▶ [YOUR TASKS]
1 > Using the forum text on Bitcoin scaling, answer each question below on its own line.
(a) What should miners kill, and what should they switch to?
(b) On which exchange's futures markets is Core apparently winning the market cap war?
(c) What example is given of a qualifying upgrade event for the proposed CST?
2 > Extend the forum text on Bitcoin scaling and SegWit2x futures, picking up after its final sentence.

▶ [SOURCE TEXT]
I know, markets aren't always rational and even more so in a short timeframe. But imho this is all a very clear indicator, that all these altcoins exist with a recognizable market cap for one single reason: Bitcoins unwillingness to scale.

Ethereum's turing completeness or "rich statefullness" or whatever the banksters pulled out their ass to justify Ethereum's existence aren't interesting. Everything of interest can be done on Bitcoin.

Miners, get you fucking shit together. Kill the 1 MB chain and switch to SW2X. Your asics will raise in value like crazy.
 

Peter R

Well-Known Member
Aug 28, 2015
1,398
5,595
One good thing about the Seg2x vs Core fork is that because Core is apparently winning market cap war on the bitfinex futures markets, I'm seeing a lot of Core supporters embracing the market as a legitimate way to prove support.

My guess is that if you asked them before there was any market info supporting their position, they might have said market prices are too easily manipulable by big businesses. Now they're finally starting to believe that markets are hard to manipulate, which brings them closer to embracing market governance.
Carrying over our discussion from BTC1 slack:

The futures prices (assuming for a moment that the markets are liquid and the exchanges are trustworthy) do not represent the will of the majority, they represent a prediction of what will actually happen. People may want bigger blocks, but they may sell BT2 tokens because they think the upgrade won't happen and are worried about the BT2 tokens expiring worthless.

I think there are ways to fix this, however. For example, if the "block size limit" is the aspect of contention, then create a CST that pays out on the big block and small block chains, should a qualifying upgrade event happen (e.g., 72 blocks of regular PoW on the big-block chain). But if no upgrade happens, don't have one side of the CST expire worthless! Just keep rolling it forward. With this type of CST, I think a much different story would be told than what we see with the BT1 and BT2 tokens on Bitfinex.

▶ [RECORDED DATA]
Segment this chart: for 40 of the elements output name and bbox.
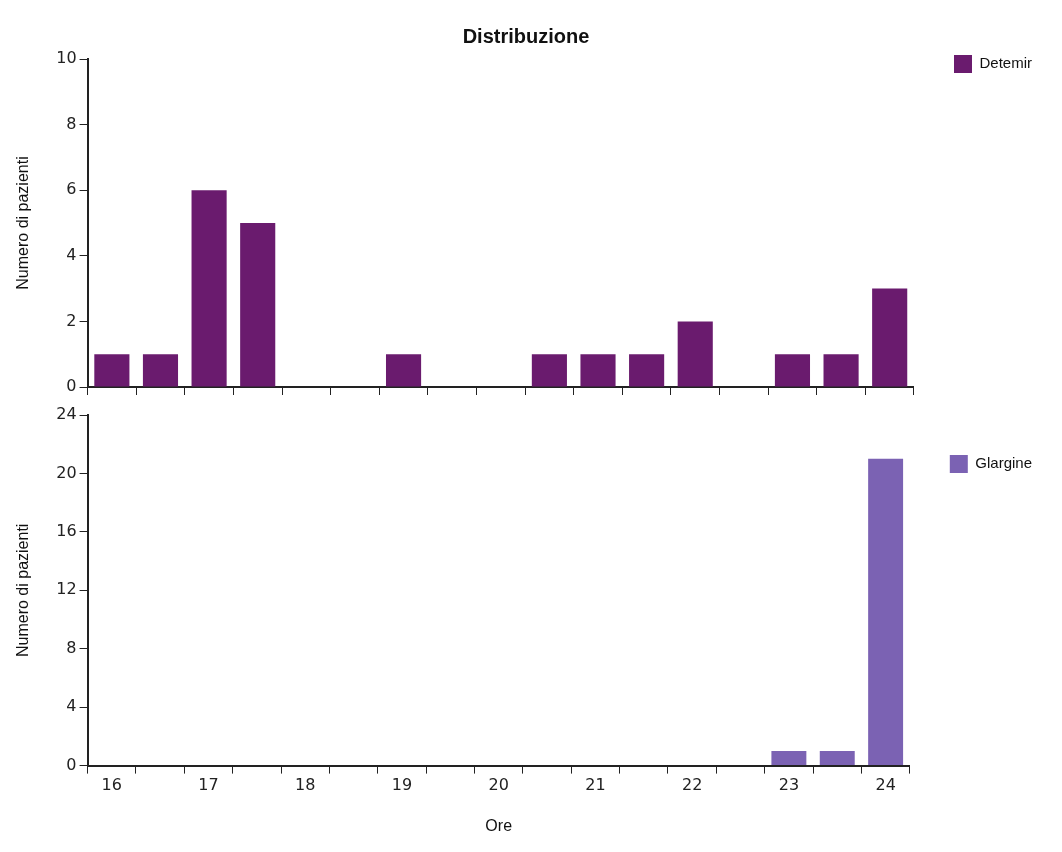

▶ [SOLVED PROBLEMS]
1 >
(a) The 1 MB chain; SW2X.
(b) Bitfinex.
(c) 72 blocks of regular PoW on the big-block chain.

2 >
 

NewLiberty

Member
Aug 28, 2015
70
442
I think that the combination of the two different difficulty adjustment algorithms AND the timing of their implementation are just about perfect.

EDA had several effects.

1) Survived the fork.
2) Rewarded miners more during the first 3.5 months with the oscillations.
3) Got most miners and pools to use the BCH fork code at least once.

But downsides
4) Coin generation is faster, more emission, more inflation, noisy blocktimes will hit the halfing in 2020 sooner

So it had to end, but when and how?

New Difficulty Adjustment Algo has new effects

1) Retains effects of emergency adjustments for radical changes in hash rate, things like carrington effects, yellowstone caldera, war, new tech etc. All handled.
2) Rewards miners slightly less over time (because it adjust to new hash more rapidly, miners are affected by new hash online before waiting for 2 week.
3) It Slows coin generation by keeping closer to 10 minute schedule than Bitcoin SegWit does.

The result of this combination is a faster emission in the early days of the fork. The loyal and nimble miners are rewarded slightly more. BUT the long term effects off this are mitigated just in time because the 2020 fork should happen at just about the same time for both Bitcoin SegWit and Bitcoin Cash. Consider that if BTC block time is an average of 9.4 minutes and BCH is 10 minutes.
At 55 days ahead now, and 951 days to go.

Waiting longer would mean that BCH hits it first. Miners decided, devs complied, it feels rushed but there wasn't any more time to debate or test new ideas longer. If there is a better solution, it can be implemented afterward.

New ASICs may be coming and there may be much more investment in hashing and Bitcoin Segwit difficulty may end up rising to make it less than 9.4 min average, but with the facts of today and the historical data, now is the time and I am very happy with the results. And if a better solution is made later, it can be used instead.

This is just a technical position and does not speak to the communication issues. Much may be improved upon there.
 

solex

Moderator
Staff member
Aug 22, 2015
1,558
4,695
@NewLiberty Great summary, and a very important point about the faster block rate on BTC drawing the chain heights closer to level at the next halving. The new DAA will be a real winner for Cash.

Another option for the next HF is to target 1 minute blocks with 0.1x rewards. This would help a lot with bricks-and-mortar retail usage effectively creating fractional confirmations viz-a-vis the historic 10 mins. Such a change would need to be announced at least six months ahead.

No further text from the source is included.